WHAT YOU WILL DO:
Find each line with the word "values" and copy it.

Figure record listings:
--------
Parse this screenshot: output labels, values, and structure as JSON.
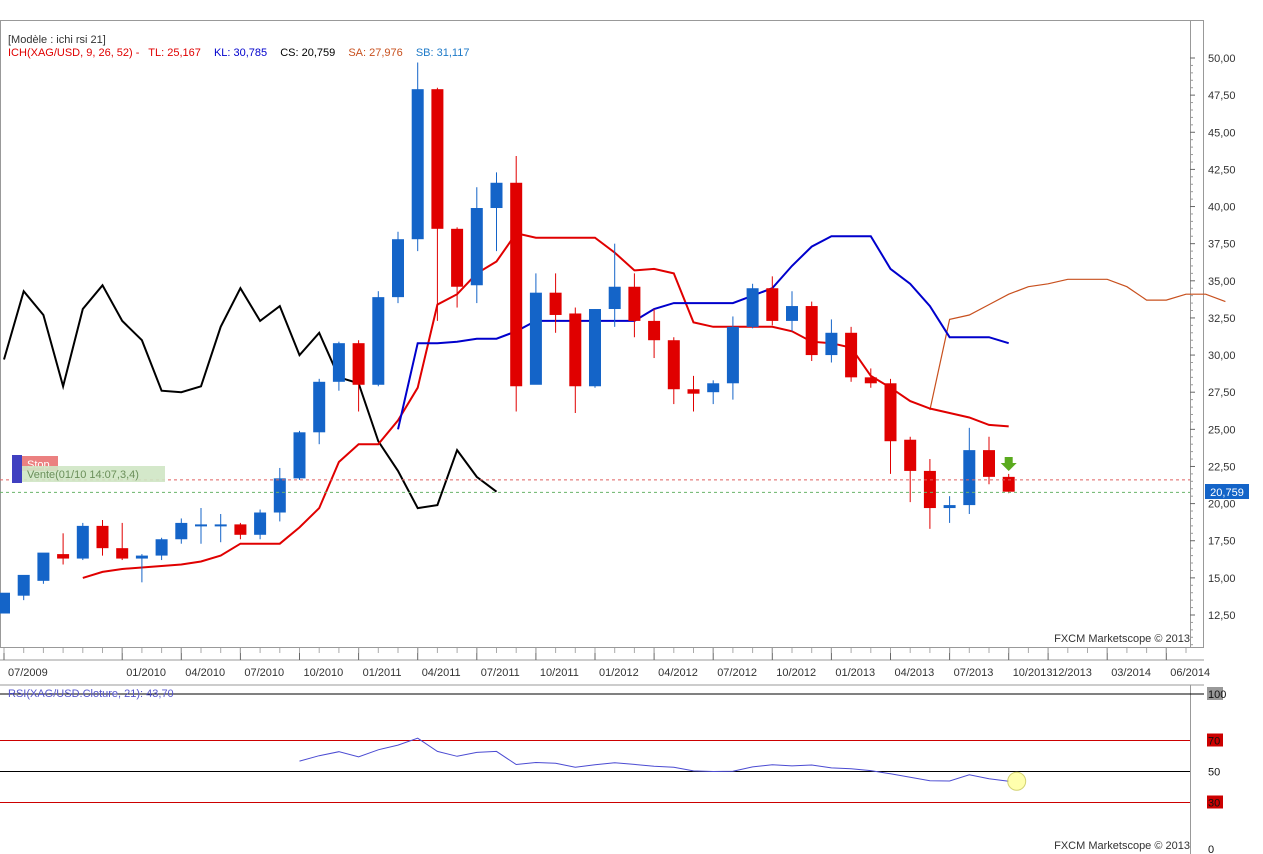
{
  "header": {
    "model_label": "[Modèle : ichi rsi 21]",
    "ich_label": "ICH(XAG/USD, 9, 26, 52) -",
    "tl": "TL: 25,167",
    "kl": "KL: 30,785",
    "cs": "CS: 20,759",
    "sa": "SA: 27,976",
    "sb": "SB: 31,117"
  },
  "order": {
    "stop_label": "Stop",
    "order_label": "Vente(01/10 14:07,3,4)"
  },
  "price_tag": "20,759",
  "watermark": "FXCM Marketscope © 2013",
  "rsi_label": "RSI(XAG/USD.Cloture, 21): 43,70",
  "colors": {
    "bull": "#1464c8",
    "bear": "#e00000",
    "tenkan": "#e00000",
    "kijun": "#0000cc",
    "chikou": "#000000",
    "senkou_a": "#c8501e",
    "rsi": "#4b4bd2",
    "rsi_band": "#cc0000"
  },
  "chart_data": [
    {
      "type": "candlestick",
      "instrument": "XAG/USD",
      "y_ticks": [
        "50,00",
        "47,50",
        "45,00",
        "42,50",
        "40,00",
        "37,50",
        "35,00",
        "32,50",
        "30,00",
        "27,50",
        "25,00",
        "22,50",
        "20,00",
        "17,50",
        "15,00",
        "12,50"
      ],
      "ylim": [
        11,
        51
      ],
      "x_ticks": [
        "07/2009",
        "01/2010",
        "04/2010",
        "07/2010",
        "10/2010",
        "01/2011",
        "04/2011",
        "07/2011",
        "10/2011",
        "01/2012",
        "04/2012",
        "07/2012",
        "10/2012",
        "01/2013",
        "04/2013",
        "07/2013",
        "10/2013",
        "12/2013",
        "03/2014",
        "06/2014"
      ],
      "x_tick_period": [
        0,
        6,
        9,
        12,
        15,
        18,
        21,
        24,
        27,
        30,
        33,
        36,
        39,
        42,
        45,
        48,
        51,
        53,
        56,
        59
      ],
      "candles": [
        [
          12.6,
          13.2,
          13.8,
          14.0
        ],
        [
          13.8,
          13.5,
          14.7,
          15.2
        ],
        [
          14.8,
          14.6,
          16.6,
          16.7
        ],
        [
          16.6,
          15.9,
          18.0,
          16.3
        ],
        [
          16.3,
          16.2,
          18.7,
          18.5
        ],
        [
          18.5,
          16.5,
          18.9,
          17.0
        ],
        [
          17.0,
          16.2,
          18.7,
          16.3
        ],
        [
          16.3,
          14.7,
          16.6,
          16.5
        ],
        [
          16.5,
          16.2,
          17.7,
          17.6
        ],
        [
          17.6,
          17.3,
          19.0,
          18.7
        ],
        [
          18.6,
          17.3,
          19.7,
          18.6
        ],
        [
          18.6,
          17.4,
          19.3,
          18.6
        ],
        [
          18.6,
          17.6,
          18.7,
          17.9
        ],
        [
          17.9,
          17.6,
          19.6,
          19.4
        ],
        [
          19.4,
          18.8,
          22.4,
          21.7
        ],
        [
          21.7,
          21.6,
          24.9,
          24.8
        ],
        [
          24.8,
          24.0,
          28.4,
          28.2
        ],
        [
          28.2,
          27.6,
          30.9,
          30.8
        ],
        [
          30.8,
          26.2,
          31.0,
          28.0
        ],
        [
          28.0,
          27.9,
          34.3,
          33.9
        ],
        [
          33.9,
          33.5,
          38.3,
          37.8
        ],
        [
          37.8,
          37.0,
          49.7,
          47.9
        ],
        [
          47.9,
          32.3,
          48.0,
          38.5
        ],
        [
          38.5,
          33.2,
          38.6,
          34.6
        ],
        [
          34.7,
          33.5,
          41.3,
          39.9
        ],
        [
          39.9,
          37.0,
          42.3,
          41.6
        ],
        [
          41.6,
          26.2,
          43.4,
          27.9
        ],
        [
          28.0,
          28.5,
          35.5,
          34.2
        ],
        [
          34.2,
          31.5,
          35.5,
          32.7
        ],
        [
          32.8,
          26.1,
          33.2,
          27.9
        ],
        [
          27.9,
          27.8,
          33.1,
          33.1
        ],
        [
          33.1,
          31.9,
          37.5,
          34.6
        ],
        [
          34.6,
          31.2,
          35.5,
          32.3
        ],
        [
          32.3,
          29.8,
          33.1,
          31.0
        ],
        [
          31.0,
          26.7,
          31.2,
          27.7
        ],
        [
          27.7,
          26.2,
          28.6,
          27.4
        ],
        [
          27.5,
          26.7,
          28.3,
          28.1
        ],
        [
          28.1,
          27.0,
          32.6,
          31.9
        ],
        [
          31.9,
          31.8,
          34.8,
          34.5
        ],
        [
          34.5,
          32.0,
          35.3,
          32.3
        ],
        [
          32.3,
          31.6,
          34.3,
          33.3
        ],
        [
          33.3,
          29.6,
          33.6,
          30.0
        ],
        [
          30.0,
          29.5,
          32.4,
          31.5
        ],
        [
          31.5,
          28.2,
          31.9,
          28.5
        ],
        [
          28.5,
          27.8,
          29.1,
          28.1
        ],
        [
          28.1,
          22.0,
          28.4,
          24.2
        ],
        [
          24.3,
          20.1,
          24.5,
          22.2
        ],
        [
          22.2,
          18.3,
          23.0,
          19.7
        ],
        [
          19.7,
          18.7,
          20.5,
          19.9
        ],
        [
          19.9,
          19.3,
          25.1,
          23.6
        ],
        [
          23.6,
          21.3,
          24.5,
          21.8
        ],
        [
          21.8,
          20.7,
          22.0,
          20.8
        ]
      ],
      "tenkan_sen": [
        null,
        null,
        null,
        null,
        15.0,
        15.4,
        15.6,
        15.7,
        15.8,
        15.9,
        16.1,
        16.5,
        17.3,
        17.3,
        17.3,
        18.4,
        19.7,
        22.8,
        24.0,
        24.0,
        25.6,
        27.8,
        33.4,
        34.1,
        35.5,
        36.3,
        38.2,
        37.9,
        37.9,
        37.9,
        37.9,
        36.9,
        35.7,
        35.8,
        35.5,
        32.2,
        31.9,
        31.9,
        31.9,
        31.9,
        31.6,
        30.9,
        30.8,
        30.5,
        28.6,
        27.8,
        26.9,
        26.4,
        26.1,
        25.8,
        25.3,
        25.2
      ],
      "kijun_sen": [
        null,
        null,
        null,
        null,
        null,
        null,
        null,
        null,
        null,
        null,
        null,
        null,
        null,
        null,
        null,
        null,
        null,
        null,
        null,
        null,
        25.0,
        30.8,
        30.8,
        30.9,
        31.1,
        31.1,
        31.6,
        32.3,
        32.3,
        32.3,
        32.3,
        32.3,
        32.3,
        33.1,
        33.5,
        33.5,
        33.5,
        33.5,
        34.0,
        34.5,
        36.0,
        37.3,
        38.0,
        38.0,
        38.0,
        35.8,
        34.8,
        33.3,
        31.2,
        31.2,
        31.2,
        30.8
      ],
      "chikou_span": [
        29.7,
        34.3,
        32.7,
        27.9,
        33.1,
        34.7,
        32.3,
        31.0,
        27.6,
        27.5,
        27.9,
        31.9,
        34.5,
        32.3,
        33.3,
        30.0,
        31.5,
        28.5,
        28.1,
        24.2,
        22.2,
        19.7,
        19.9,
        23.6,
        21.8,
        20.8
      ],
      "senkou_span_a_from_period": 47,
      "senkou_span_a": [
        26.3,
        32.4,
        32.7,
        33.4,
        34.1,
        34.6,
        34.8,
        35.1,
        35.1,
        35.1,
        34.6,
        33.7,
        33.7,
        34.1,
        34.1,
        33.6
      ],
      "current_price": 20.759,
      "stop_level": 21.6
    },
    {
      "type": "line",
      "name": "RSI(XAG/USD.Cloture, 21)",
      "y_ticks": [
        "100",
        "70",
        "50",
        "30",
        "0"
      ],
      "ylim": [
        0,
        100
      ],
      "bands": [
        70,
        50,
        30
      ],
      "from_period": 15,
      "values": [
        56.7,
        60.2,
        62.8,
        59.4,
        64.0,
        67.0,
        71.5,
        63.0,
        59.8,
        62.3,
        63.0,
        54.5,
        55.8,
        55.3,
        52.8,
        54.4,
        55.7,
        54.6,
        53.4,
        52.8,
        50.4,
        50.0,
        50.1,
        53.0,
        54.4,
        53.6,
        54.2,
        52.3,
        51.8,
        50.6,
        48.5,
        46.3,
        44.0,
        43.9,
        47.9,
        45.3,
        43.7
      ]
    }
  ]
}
--------
TASK RESPONSE:
Parse this screenshot: output labels, values, and structure as JSON.
      "values": [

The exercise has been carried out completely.